[Exercise goal]:
Pick out the lines in the listing below that contain the word "Market" and copy them.

[BEGIN Excerpted records]

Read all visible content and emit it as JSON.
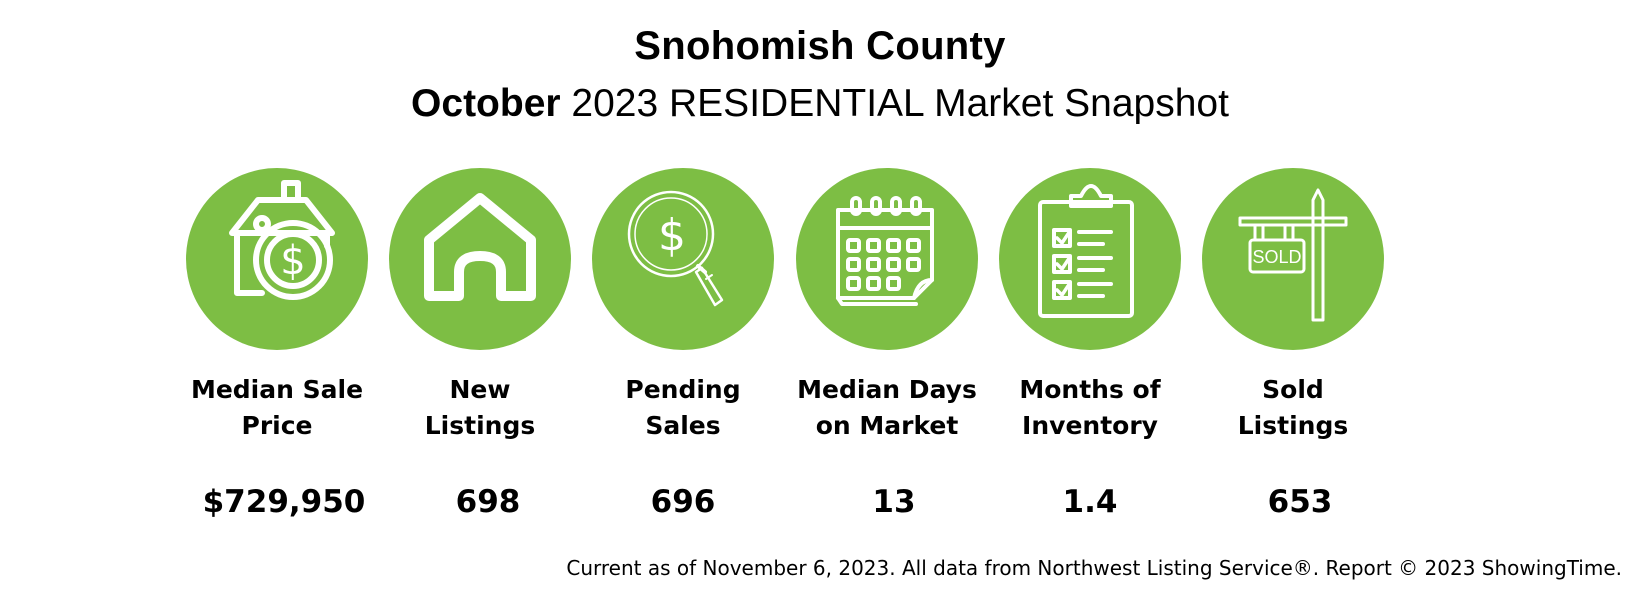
{
  "header": {
    "title": "Snohomish County",
    "subtitle_month": "October",
    "subtitle_rest": " 2023 RESIDENTIAL Market Snapshot"
  },
  "accent_color": "#7dbe44",
  "stats": [
    {
      "label": "Median Sale\nPrice",
      "value": "$729,950",
      "icon": "house-dollar-icon"
    },
    {
      "label": "New\nListings",
      "value": "698",
      "icon": "house-icon"
    },
    {
      "label": "Pending\nSales",
      "value": "696",
      "icon": "magnifier-dollar-icon"
    },
    {
      "label": "Median Days\non Market",
      "value": "13",
      "icon": "calendar-icon"
    },
    {
      "label": "Months of\nInventory",
      "value": "1.4",
      "icon": "clipboard-checklist-icon"
    },
    {
      "label": "Sold\nListings",
      "value": "653",
      "icon": "sold-sign-icon"
    }
  ],
  "sold_sign_text": "SOLD",
  "footer": "Current as of November 6, 2023. All data from Northwest Listing Service®. Report © 2023 ShowingTime."
}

[END Excerpted records]

[Solution for this exercise]:
    "subtitle_rest": " 2023 RESIDENTIAL Market Snapshot"
      "label": "Median Days\non Market",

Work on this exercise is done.